* _GIVEN EXERCISE_
Transcribe the data in full and exactly, omitting any pictures.

#### SOURCE DATA

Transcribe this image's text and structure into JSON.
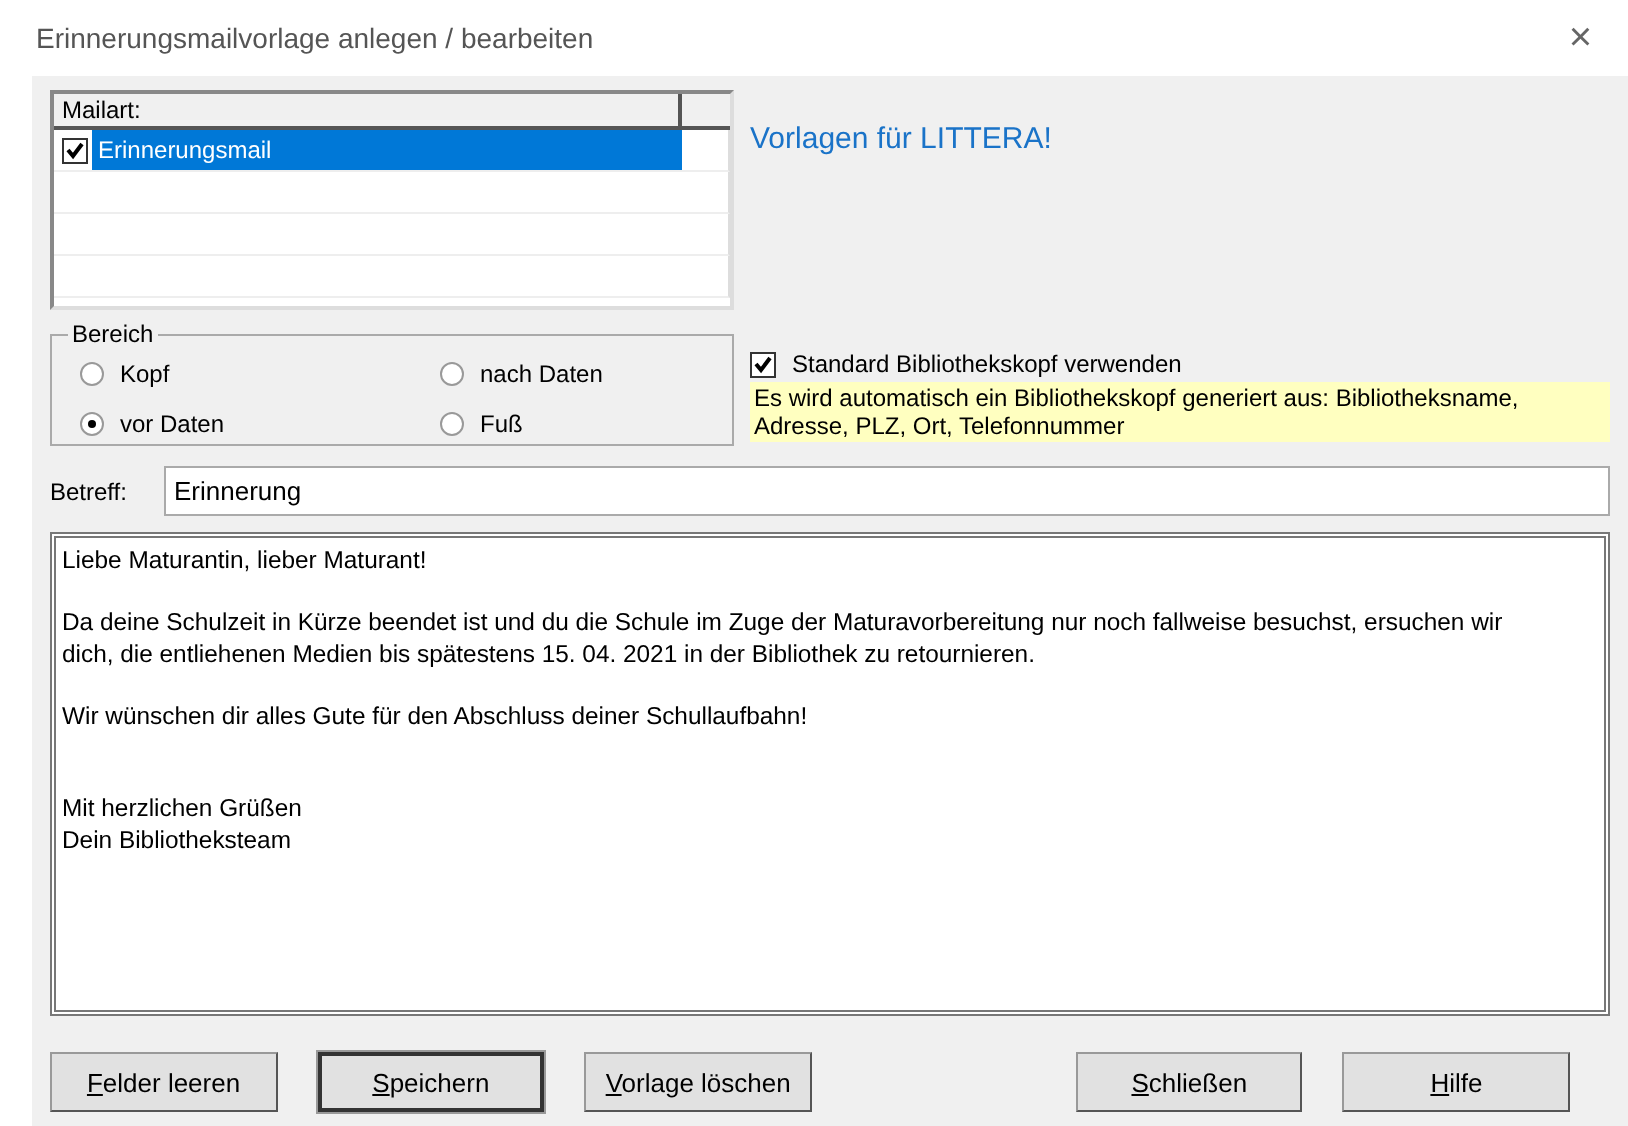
{
  "window": {
    "title": "Erinnerungsmailvorlage anlegen / bearbeiten",
    "close": "×"
  },
  "mail_types": {
    "column": "Mailart:",
    "rows": [
      {
        "label": "Erinnerungsmail",
        "checked": true,
        "selected": true
      }
    ]
  },
  "heading": "Vorlagen für LITTERA!",
  "bereich": {
    "title": "Bereich",
    "options": [
      {
        "label": "Kopf",
        "selected": false
      },
      {
        "label": "vor Daten",
        "selected": true
      },
      {
        "label": "nach Daten",
        "selected": false
      },
      {
        "label": "Fuß",
        "selected": false
      }
    ]
  },
  "standard_header": {
    "label": "Standard Bibliothekskopf verwenden",
    "checked": true
  },
  "note": "Es wird automatisch ein Bibliothekskopf generiert aus:   Bibliotheksname, Adresse, PLZ, Ort, Telefonnummer",
  "subject": {
    "label": "Betreff:",
    "value": "Erinnerung"
  },
  "body": "Liebe Maturantin, lieber Maturant!\n\nDa deine Schulzeit in Kürze beendet ist und du die Schule im Zuge der Maturavorbereitung nur noch fallweise besuchst, ersuchen wir dich, die entliehenen Medien bis spätestens 15. 04. 2021 in der Bibliothek zu retournieren.\n\nWir wünschen dir alles Gute für den Abschluss deiner Schullaufbahn!\n\n\nMit herzlichen Grüßen\nDein Bibliotheksteam",
  "buttons": [
    {
      "label": "Felder leeren",
      "default": false
    },
    {
      "label": "Speichern",
      "default": true
    },
    {
      "label": "Vorlage löschen",
      "default": false
    },
    {
      "label": "Schließen",
      "default": false
    },
    {
      "label": "Hilfe",
      "default": false
    }
  ]
}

########

* _WORKED ANSWER_
Transcribe this image's text and structure into JSON.
{
  "window": {
    "title": "Erinnerungsmailvorlage anlegen / bearbeiten",
    "close": "×"
  },
  "mail_types": {
    "column": "Mailart:",
    "rows": [
      {
        "label": "Erinnerungsmail",
        "checked": true,
        "selected": true
      }
    ]
  },
  "heading": "Vorlagen für LITTERA!",
  "bereich": {
    "title": "Bereich",
    "options": [
      {
        "label": "Kopf",
        "selected": false
      },
      {
        "label": "vor Daten",
        "selected": true
      },
      {
        "label": "nach Daten",
        "selected": false
      },
      {
        "label": "Fuß",
        "selected": false
      }
    ]
  },
  "standard_header": {
    "label": "Standard Bibliothekskopf verwenden",
    "checked": true
  },
  "note": "Es wird automatisch ein Bibliothekskopf generiert aus:   Bibliotheksname, Adresse, PLZ, Ort, Telefonnummer",
  "subject": {
    "label": "Betreff:",
    "value": "Erinnerung"
  },
  "body": "Liebe Maturantin, lieber Maturant!\n\nDa deine Schulzeit in Kürze beendet ist und du die Schule im Zuge der Maturavorbereitung nur noch fallweise besuchst, ersuchen wir dich, die entliehenen Medien bis spätestens 15. 04. 2021 in der Bibliothek zu retournieren.\n\nWir wünschen dir alles Gute für den Abschluss deiner Schullaufbahn!\n\n\nMit herzlichen Grüßen\nDein Bibliotheksteam",
  "buttons": [
    {
      "label": "Felder leeren",
      "default": false
    },
    {
      "label": "Speichern",
      "default": true
    },
    {
      "label": "Vorlage löschen",
      "default": false
    },
    {
      "label": "Schließen",
      "default": false
    },
    {
      "label": "Hilfe",
      "default": false
    }
  ]
}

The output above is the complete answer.